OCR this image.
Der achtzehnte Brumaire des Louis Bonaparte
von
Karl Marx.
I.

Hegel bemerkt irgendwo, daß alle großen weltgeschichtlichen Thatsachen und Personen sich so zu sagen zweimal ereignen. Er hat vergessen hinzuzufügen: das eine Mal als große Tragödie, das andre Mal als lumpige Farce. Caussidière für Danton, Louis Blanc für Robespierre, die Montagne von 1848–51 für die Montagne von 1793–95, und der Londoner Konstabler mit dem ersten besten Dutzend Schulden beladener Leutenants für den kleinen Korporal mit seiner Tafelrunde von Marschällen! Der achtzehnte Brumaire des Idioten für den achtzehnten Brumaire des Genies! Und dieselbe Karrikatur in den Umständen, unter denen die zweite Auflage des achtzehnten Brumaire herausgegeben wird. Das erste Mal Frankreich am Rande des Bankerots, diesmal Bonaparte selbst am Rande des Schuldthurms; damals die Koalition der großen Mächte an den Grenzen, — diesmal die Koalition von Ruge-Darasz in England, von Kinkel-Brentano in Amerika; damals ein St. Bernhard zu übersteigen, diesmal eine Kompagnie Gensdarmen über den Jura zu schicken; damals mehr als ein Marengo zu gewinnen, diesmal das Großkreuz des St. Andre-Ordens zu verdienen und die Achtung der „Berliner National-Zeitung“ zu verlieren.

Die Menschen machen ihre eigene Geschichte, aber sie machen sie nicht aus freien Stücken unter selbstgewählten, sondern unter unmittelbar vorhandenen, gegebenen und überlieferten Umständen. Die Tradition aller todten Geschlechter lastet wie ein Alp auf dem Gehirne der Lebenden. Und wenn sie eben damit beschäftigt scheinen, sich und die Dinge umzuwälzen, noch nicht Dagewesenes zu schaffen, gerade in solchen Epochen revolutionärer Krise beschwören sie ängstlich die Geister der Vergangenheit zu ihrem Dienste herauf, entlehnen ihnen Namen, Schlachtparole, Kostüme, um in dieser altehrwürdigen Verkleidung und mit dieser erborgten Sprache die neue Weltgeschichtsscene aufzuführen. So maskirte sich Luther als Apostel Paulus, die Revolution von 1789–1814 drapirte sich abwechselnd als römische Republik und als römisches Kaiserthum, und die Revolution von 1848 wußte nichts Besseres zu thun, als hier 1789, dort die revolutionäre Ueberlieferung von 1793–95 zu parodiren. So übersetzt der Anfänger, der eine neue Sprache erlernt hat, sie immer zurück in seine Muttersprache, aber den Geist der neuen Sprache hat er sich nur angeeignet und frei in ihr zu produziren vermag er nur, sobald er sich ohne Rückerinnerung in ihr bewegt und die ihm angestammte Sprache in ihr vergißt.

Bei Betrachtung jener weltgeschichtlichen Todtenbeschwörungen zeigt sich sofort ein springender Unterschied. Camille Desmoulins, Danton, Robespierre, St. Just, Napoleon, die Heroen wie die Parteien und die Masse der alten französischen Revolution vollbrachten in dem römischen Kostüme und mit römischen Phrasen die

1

----------------

Output the entries exactly.

OCR this image.
Der achtzehnte Brumaire des Louis Bonaparte
von
Karl Marx.
I.

Hegel bemerkt irgendwo, daß alle großen weltgeschichtlichen Thatsachen und Personen sich so zu sagen zweimal ereignen. Er hat vergessen hinzuzufügen: das eine Mal als große Tragödie, das andre Mal als lumpige Farce. Caussidière für Danton, Louis Blanc für Robespierre, die Montagne von 1848–51 für die Montagne von 1793–95, und der Londoner Konstabler mit dem ersten besten Dutzend Schulden beladener Leutenants für den kleinen Korporal mit seiner Tafelrunde von Marschällen! Der achtzehnte Brumaire des Idioten für den achtzehnten Brumaire des Genies! Und dieselbe Karrikatur in den Umständen, unter denen die zweite Auflage des achtzehnten Brumaire herausgegeben wird. Das erste Mal Frankreich am Rande des Bankerots, diesmal Bonaparte selbst am Rande des Schuldthurms; damals die Koalition der großen Mächte an den Grenzen, — diesmal die Koalition von Ruge-Darasz in England, von Kinkel-Brentano in Amerika; damals ein St. Bernhard zu übersteigen, diesmal eine Kompagnie Gensdarmen über den Jura zu schicken; damals mehr als ein Marengo zu gewinnen, diesmal das Großkreuz des St. Andre-Ordens zu verdienen und die Achtung der „Berliner National-Zeitung“ zu verlieren.

Die Menschen machen ihre eigene Geschichte, aber sie machen sie nicht aus freien Stücken unter selbstgewählten, sondern unter unmittelbar vorhandenen, gegebenen und überlieferten Umständen. Die Tradition aller todten Geschlechter lastet wie ein Alp auf dem Gehirne der Lebenden. Und wenn sie eben damit beschäftigt scheinen, sich und die Dinge umzuwälzen, noch nicht Dagewesenes zu schaffen, gerade in solchen Epochen revolutionärer Krise beschwören sie ängstlich die Geister der Vergangenheit zu ihrem Dienste herauf, entlehnen ihnen Namen, Schlachtparole, Kostüme, um in dieser altehrwürdigen Verkleidung und mit dieser erborgten Sprache die neue Weltgeschichtsscene aufzuführen. So maskirte sich Luther als Apostel Paulus, die Revolution von 1789–1814 drapirte sich abwechselnd als römische Republik und als römisches Kaiserthum, und die Revolution von 1848 wußte nichts Besseres zu thun, als hier 1789, dort die revolutionäre Ueberlieferung von 1793–95 zu parodiren. So übersetzt der Anfänger, der eine neue Sprache erlernt hat, sie immer zurück in seine Muttersprache, aber den Geist der neuen Sprache hat er sich nur angeeignet und frei in ihr zu produziren vermag er nur, sobald er sich ohne Rückerinnerung in ihr bewegt und die ihm angestammte Sprache in ihr vergißt.

Bei Betrachtung jener weltgeschichtlichen Todtenbeschwörungen zeigt sich sofort ein springender Unterschied. Camille Desmoulins, Danton, Robespierre, St. Just, Napoleon, die Heroen wie die Parteien und die Masse der alten französischen Revolution vollbrachten in dem römischen Kostüme und mit römischen Phrasen die

1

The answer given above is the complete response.